▶ **What to do**
Copy every line of the data in which the word "système" occurs.

Source records:
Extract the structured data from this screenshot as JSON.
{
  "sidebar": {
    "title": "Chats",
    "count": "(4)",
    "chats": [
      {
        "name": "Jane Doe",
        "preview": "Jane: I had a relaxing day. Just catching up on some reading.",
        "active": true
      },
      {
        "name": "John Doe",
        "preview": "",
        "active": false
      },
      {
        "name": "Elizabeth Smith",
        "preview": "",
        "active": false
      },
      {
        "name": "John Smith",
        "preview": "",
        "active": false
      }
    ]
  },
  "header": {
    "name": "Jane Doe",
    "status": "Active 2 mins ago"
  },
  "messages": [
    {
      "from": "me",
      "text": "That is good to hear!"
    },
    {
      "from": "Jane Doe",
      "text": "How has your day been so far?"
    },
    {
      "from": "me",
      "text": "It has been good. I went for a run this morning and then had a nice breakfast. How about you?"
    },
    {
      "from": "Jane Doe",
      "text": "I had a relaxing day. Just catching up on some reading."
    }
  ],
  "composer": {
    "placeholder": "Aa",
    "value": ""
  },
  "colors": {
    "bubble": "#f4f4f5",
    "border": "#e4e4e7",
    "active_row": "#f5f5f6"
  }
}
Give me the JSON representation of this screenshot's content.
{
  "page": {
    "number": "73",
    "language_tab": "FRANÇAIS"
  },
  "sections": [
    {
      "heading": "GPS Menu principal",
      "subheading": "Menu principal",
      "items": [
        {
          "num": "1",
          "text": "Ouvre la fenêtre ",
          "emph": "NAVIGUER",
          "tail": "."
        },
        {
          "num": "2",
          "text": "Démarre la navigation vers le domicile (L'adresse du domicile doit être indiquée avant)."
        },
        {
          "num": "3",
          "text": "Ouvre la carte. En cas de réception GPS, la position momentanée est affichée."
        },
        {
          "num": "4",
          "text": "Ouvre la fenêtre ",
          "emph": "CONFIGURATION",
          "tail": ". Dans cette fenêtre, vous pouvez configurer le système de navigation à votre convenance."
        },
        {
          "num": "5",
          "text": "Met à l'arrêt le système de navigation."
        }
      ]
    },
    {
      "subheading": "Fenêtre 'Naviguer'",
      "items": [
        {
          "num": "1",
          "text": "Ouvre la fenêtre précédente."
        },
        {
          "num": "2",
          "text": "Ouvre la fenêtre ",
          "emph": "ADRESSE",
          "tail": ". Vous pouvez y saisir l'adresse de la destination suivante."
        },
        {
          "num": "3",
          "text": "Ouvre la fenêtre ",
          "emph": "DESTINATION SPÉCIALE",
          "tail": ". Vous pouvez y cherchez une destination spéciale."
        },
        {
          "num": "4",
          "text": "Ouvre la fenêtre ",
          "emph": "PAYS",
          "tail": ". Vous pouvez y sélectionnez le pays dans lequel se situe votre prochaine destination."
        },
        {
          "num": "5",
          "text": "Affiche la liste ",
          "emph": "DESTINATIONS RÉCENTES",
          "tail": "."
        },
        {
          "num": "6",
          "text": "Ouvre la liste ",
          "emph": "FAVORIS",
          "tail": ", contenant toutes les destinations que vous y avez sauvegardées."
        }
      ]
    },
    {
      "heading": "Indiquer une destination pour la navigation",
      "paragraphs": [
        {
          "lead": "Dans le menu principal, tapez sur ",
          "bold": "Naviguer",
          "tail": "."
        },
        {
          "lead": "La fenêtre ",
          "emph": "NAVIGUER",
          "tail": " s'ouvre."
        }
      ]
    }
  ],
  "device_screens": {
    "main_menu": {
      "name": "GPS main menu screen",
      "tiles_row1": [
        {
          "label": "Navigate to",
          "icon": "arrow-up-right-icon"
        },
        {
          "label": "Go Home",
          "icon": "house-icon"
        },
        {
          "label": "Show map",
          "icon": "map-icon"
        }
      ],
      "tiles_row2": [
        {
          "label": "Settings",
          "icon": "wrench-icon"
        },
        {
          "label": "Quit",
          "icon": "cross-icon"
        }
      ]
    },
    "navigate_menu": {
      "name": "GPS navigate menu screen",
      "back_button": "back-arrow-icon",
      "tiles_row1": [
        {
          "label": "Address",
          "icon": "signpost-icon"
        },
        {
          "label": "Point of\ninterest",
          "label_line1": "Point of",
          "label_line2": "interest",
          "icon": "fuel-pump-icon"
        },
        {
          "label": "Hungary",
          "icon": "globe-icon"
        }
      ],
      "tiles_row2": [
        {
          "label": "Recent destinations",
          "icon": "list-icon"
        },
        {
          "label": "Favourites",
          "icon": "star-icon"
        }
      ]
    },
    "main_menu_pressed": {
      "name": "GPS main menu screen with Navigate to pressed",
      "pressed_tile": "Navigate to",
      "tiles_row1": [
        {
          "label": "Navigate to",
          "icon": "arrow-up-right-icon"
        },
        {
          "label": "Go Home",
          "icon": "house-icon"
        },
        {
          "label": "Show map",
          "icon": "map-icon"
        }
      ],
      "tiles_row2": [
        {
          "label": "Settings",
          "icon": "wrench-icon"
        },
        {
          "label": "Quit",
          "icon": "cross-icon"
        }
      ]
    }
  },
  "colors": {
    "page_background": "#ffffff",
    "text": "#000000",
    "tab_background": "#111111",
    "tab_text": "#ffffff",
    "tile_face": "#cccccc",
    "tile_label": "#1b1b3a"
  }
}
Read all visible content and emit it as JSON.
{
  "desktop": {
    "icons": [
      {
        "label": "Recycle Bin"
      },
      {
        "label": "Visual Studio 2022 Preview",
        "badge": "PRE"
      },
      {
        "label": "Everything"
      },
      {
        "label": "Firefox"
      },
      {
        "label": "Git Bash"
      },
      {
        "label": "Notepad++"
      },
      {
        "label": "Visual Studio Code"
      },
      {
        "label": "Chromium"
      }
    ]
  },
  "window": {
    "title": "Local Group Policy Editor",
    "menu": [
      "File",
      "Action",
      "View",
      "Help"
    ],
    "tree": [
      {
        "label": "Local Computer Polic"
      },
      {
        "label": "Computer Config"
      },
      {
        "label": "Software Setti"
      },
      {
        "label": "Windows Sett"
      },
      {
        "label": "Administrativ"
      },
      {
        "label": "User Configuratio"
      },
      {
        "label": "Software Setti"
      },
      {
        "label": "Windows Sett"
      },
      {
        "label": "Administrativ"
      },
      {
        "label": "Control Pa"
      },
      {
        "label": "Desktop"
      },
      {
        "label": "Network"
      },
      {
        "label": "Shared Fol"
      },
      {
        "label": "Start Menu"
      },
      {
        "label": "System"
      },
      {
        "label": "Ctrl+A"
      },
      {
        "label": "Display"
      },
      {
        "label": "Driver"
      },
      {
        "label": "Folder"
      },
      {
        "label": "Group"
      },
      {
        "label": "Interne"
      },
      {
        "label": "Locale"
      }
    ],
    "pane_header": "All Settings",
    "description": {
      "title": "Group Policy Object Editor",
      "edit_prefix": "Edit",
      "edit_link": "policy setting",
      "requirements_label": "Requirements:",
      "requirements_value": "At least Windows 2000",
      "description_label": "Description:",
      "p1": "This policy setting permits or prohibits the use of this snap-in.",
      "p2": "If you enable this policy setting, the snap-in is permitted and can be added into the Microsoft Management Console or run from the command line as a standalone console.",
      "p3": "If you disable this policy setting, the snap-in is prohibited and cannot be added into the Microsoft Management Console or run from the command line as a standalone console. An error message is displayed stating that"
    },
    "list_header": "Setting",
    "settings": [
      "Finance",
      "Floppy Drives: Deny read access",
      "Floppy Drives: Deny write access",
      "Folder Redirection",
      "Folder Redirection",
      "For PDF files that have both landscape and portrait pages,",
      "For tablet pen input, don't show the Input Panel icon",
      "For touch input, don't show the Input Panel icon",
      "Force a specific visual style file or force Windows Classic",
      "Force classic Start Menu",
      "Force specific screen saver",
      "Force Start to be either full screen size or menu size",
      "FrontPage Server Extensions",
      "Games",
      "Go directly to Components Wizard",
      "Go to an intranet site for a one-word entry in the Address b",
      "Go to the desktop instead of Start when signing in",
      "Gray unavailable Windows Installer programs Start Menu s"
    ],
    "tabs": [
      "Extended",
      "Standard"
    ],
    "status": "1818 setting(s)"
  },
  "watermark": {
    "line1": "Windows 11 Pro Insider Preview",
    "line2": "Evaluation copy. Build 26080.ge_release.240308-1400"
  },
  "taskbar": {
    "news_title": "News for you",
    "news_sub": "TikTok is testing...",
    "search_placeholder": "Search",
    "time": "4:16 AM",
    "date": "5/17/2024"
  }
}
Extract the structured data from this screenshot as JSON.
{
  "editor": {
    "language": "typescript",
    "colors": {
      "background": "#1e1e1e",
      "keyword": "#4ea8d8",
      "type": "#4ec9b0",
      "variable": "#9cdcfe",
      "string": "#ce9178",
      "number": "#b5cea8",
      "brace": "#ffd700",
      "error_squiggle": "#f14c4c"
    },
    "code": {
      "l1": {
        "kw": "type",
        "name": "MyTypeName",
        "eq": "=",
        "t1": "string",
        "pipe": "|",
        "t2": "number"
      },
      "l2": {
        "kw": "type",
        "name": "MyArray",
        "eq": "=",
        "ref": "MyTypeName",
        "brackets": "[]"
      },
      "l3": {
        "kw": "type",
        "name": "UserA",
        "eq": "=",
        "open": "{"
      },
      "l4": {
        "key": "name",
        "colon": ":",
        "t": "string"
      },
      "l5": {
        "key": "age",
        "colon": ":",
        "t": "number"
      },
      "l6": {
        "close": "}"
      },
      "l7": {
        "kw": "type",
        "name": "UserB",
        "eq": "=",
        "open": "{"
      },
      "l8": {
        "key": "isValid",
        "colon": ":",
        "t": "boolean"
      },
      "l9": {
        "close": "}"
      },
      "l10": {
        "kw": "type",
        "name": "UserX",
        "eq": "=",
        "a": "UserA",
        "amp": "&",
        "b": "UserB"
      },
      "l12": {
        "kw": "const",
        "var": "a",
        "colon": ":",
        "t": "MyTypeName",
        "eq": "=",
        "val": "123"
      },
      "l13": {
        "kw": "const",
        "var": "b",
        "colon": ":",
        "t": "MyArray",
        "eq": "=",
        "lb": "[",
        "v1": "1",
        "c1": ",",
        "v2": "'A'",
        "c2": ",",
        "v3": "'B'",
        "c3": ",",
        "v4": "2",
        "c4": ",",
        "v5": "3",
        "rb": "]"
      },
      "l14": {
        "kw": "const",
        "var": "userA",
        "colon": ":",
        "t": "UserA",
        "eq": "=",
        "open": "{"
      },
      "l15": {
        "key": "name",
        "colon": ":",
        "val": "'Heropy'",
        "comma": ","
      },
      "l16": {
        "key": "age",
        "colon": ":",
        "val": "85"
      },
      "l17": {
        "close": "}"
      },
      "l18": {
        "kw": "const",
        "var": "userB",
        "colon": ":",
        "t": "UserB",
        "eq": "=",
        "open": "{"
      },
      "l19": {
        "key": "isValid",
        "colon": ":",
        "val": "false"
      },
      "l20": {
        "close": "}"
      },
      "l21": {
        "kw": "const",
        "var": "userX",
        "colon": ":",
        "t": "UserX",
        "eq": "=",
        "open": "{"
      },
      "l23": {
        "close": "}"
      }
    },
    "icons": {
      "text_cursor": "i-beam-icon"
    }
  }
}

▶ **Expected answer**
          "tail": ". Dans cette fenêtre, vous pouvez configurer le système de navigation à votre convenance."
          "text": "Met à l'arrêt le système de navigation."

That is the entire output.